* _Goal of the exercise_: Write out the entries below once more, exactly, with the pictures left out.

Excerpts from a figure dataset:
· · · · · · ·

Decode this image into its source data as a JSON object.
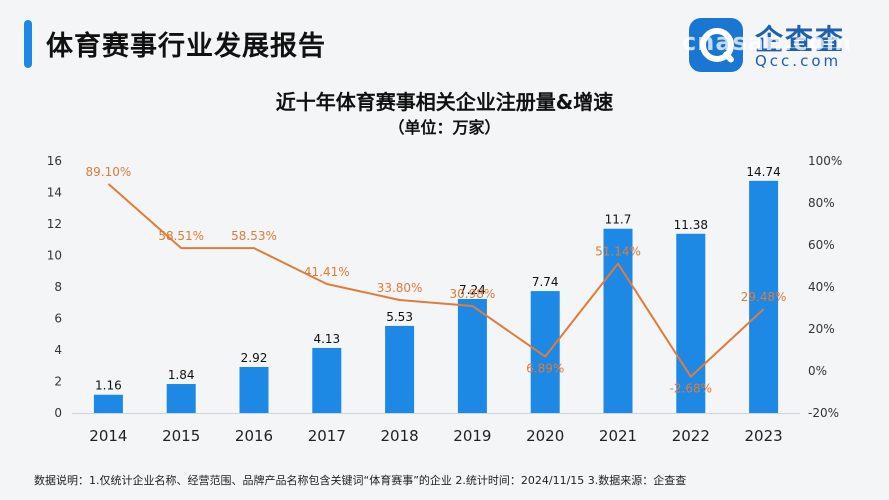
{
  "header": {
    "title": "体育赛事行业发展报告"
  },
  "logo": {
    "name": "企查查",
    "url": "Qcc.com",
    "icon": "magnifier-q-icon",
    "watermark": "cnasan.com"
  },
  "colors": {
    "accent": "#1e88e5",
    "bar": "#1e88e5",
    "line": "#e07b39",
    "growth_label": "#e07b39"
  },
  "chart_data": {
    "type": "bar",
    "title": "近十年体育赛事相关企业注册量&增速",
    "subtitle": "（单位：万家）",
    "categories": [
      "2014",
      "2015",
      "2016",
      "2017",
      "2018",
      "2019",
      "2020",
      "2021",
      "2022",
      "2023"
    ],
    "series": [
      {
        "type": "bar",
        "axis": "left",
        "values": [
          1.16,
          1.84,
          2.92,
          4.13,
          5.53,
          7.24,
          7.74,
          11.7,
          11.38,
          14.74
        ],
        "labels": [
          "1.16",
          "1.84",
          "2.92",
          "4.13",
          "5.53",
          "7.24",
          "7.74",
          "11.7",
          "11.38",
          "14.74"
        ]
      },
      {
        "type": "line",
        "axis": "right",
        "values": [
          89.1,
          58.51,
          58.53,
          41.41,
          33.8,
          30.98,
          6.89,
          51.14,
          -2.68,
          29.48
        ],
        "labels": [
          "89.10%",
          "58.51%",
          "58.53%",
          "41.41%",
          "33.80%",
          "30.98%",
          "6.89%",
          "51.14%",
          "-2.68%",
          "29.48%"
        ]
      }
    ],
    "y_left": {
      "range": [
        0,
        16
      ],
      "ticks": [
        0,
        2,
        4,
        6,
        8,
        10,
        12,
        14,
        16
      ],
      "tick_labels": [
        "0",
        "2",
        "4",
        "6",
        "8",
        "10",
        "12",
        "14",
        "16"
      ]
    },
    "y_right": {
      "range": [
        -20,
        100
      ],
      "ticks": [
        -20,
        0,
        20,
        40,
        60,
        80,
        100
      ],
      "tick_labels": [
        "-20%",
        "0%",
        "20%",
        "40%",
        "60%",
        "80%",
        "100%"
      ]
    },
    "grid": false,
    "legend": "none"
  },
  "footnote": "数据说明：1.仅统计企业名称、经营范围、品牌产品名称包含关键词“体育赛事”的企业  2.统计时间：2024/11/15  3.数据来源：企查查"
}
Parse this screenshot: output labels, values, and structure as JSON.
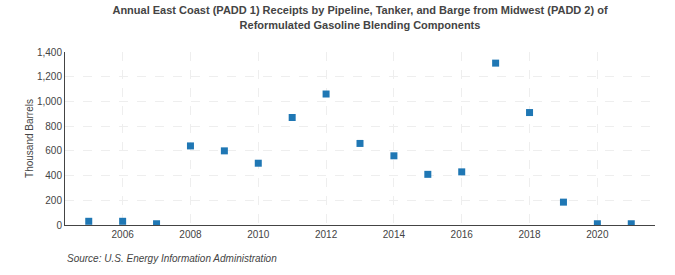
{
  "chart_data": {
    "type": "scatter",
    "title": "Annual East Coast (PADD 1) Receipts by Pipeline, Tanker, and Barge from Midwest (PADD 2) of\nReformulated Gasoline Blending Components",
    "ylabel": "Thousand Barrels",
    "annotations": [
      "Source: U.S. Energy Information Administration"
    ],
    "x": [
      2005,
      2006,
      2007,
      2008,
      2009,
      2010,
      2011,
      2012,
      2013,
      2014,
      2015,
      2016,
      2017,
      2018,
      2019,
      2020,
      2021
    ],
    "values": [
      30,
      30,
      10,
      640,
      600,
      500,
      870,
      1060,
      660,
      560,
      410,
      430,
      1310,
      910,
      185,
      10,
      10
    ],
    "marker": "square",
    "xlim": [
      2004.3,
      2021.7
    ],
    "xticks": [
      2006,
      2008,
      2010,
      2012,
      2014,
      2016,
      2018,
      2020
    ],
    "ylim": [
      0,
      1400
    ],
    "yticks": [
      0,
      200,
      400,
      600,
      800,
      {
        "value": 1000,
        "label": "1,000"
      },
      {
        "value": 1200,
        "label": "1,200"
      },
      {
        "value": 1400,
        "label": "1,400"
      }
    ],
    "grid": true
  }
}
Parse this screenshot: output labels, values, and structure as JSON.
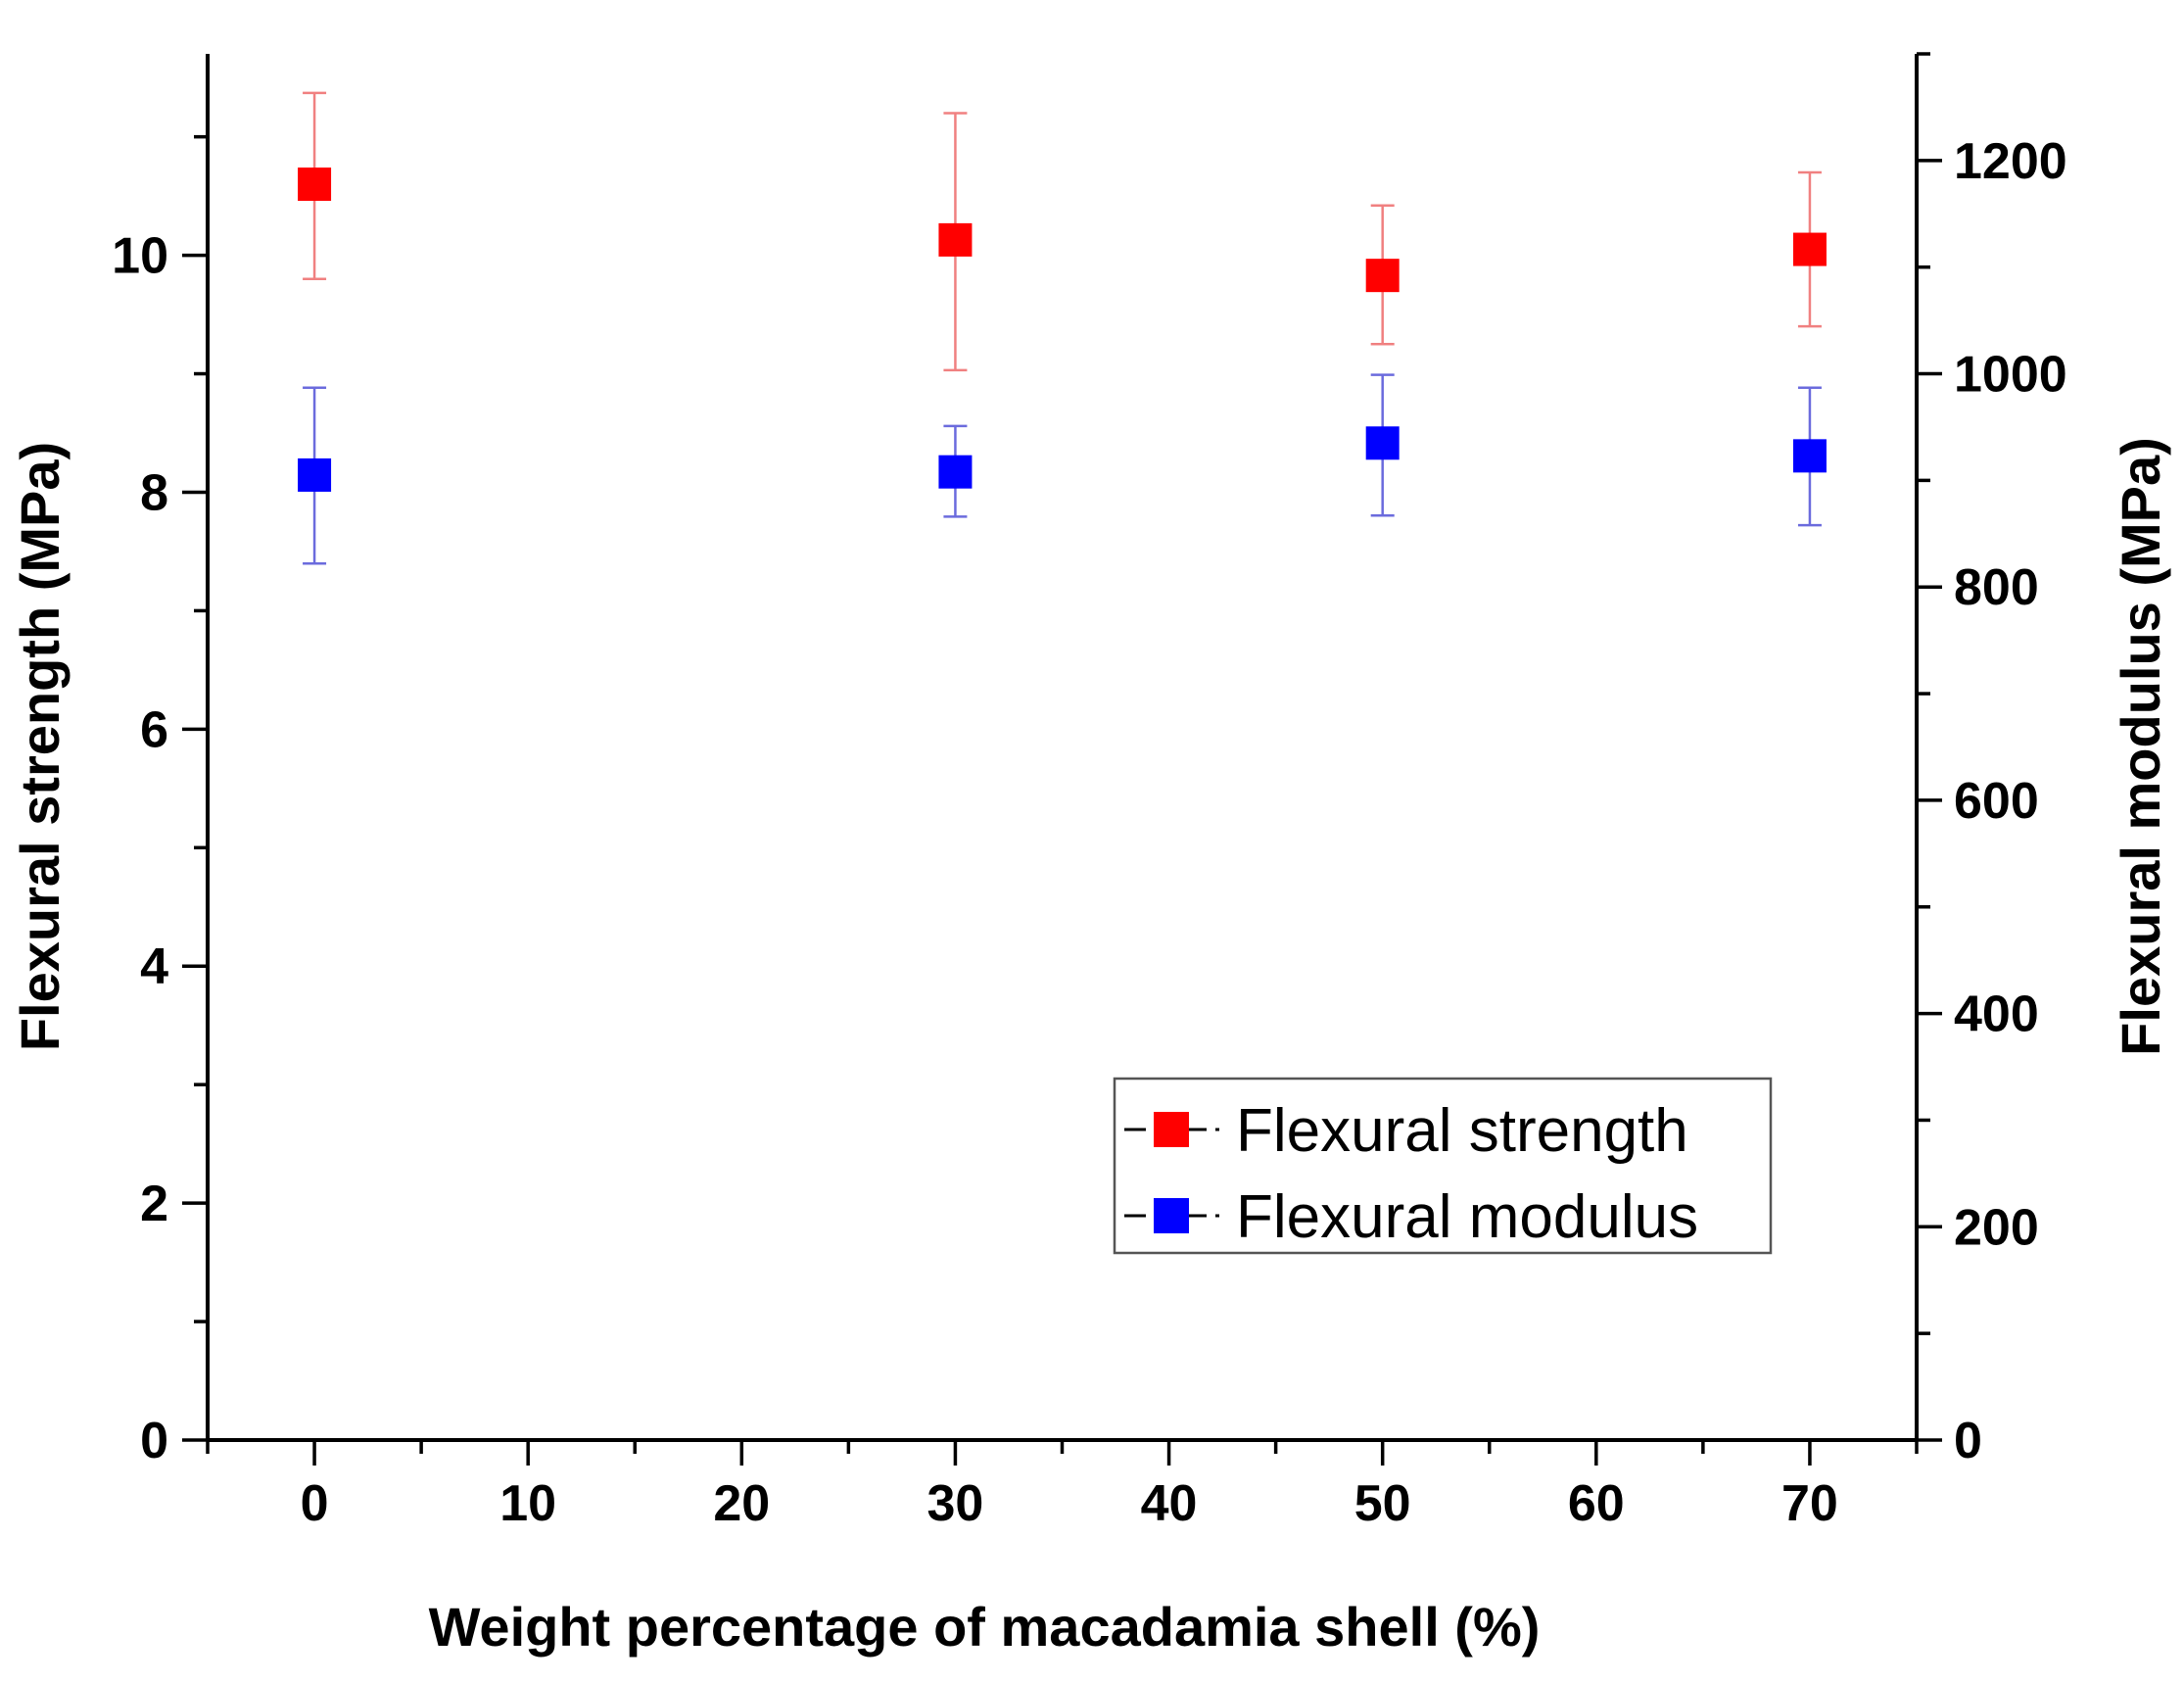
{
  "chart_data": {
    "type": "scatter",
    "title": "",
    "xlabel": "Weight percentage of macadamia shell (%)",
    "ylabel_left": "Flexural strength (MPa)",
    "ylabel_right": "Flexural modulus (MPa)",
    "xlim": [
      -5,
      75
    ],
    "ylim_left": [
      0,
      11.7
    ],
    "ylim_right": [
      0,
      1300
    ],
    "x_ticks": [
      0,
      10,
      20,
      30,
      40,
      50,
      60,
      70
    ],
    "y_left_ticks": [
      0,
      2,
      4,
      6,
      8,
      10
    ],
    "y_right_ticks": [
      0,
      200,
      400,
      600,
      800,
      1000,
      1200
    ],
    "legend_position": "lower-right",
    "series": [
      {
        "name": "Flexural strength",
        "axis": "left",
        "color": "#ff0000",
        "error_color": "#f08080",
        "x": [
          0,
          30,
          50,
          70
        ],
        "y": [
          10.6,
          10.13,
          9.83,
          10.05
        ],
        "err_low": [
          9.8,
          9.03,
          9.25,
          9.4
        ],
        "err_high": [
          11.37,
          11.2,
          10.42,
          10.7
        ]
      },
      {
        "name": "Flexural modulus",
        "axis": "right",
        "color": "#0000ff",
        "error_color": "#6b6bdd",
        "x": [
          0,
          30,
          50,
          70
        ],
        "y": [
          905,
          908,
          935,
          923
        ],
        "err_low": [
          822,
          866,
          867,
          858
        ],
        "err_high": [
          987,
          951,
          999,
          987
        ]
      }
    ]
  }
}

· · · · · · ·

* _Task output_:
Decode this image into its source data as a JSON object.
{
  "header": {
    "title": "体育赛事行业发展报告"
  },
  "logo": {
    "name": "企查查",
    "url": "Qcc.com",
    "icon": "magnifier-q-icon",
    "watermark": "cnasan.com"
  },
  "colors": {
    "accent": "#1e88e5",
    "bar": "#1e88e5",
    "line": "#e07b39",
    "growth_label": "#e07b39"
  },
  "chart_data": {
    "type": "bar",
    "title": "近十年体育赛事相关企业注册量&增速",
    "subtitle": "（单位：万家）",
    "categories": [
      "2014",
      "2015",
      "2016",
      "2017",
      "2018",
      "2019",
      "2020",
      "2021",
      "2022",
      "2023"
    ],
    "series": [
      {
        "type": "bar",
        "axis": "left",
        "values": [
          1.16,
          1.84,
          2.92,
          4.13,
          5.53,
          7.24,
          7.74,
          11.7,
          11.38,
          14.74
        ],
        "labels": [
          "1.16",
          "1.84",
          "2.92",
          "4.13",
          "5.53",
          "7.24",
          "7.74",
          "11.7",
          "11.38",
          "14.74"
        ]
      },
      {
        "type": "line",
        "axis": "right",
        "values": [
          89.1,
          58.51,
          58.53,
          41.41,
          33.8,
          30.98,
          6.89,
          51.14,
          -2.68,
          29.48
        ],
        "labels": [
          "89.10%",
          "58.51%",
          "58.53%",
          "41.41%",
          "33.80%",
          "30.98%",
          "6.89%",
          "51.14%",
          "-2.68%",
          "29.48%"
        ]
      }
    ],
    "y_left": {
      "range": [
        0,
        16
      ],
      "ticks": [
        0,
        2,
        4,
        6,
        8,
        10,
        12,
        14,
        16
      ],
      "tick_labels": [
        "0",
        "2",
        "4",
        "6",
        "8",
        "10",
        "12",
        "14",
        "16"
      ]
    },
    "y_right": {
      "range": [
        -20,
        100
      ],
      "ticks": [
        -20,
        0,
        20,
        40,
        60,
        80,
        100
      ],
      "tick_labels": [
        "-20%",
        "0%",
        "20%",
        "40%",
        "60%",
        "80%",
        "100%"
      ]
    },
    "grid": false,
    "legend": "none"
  },
  "footnote": "数据说明：1.仅统计企业名称、经营范围、品牌产品名称包含关键词“体育赛事”的企业  2.统计时间：2024/11/15  3.数据来源：企查查"
}
Parse this screenshot: output labels, values, and structure as JSON.
{
  "chart_data": {
    "type": "scatter",
    "title": "Annual East Coast (PADD 1) Receipts by Pipeline, Tanker, and Barge from Midwest (PADD 2) of\nReformulated Gasoline Blending Components",
    "ylabel": "Thousand Barrels",
    "annotations": [
      "Source: U.S. Energy Information Administration"
    ],
    "x": [
      2005,
      2006,
      2007,
      2008,
      2009,
      2010,
      2011,
      2012,
      2013,
      2014,
      2015,
      2016,
      2017,
      2018,
      2019,
      2020,
      2021
    ],
    "values": [
      30,
      30,
      10,
      640,
      600,
      500,
      870,
      1060,
      660,
      560,
      410,
      430,
      1310,
      910,
      185,
      10,
      10
    ],
    "marker": "square",
    "xlim": [
      2004.3,
      2021.7
    ],
    "xticks": [
      2006,
      2008,
      2010,
      2012,
      2014,
      2016,
      2018,
      2020
    ],
    "ylim": [
      0,
      1400
    ],
    "yticks": [
      0,
      200,
      400,
      600,
      800,
      {
        "value": 1000,
        "label": "1,000"
      },
      {
        "value": 1200,
        "label": "1,200"
      },
      {
        "value": 1400,
        "label": "1,400"
      }
    ],
    "grid": true
  }
}
Parse this screenshot: output labels, values, and structure as JSON.
{
  "chart_data": {
    "type": "scatter",
    "title": "",
    "xlabel": "Weight percentage of macadamia shell (%)",
    "ylabel_left": "Flexural strength (MPa)",
    "ylabel_right": "Flexural modulus (MPa)",
    "xlim": [
      -5,
      75
    ],
    "ylim_left": [
      0,
      11.7
    ],
    "ylim_right": [
      0,
      1300
    ],
    "x_ticks": [
      0,
      10,
      20,
      30,
      40,
      50,
      60,
      70
    ],
    "y_left_ticks": [
      0,
      2,
      4,
      6,
      8,
      10
    ],
    "y_right_ticks": [
      0,
      200,
      400,
      600,
      800,
      1000,
      1200
    ],
    "legend_position": "lower-right",
    "series": [
      {
        "name": "Flexural strength",
        "axis": "left",
        "color": "#ff0000",
        "error_color": "#f08080",
        "x": [
          0,
          30,
          50,
          70
        ],
        "y": [
          10.6,
          10.13,
          9.83,
          10.05
        ],
        "err_low": [
          9.8,
          9.03,
          9.25,
          9.4
        ],
        "err_high": [
          11.37,
          11.2,
          10.42,
          10.7
        ]
      },
      {
        "name": "Flexural modulus",
        "axis": "right",
        "color": "#0000ff",
        "error_color": "#6b6bdd",
        "x": [
          0,
          30,
          50,
          70
        ],
        "y": [
          905,
          908,
          935,
          923
        ],
        "err_low": [
          822,
          866,
          867,
          858
        ],
        "err_high": [
          987,
          951,
          999,
          987
        ]
      }
    ]
  }
}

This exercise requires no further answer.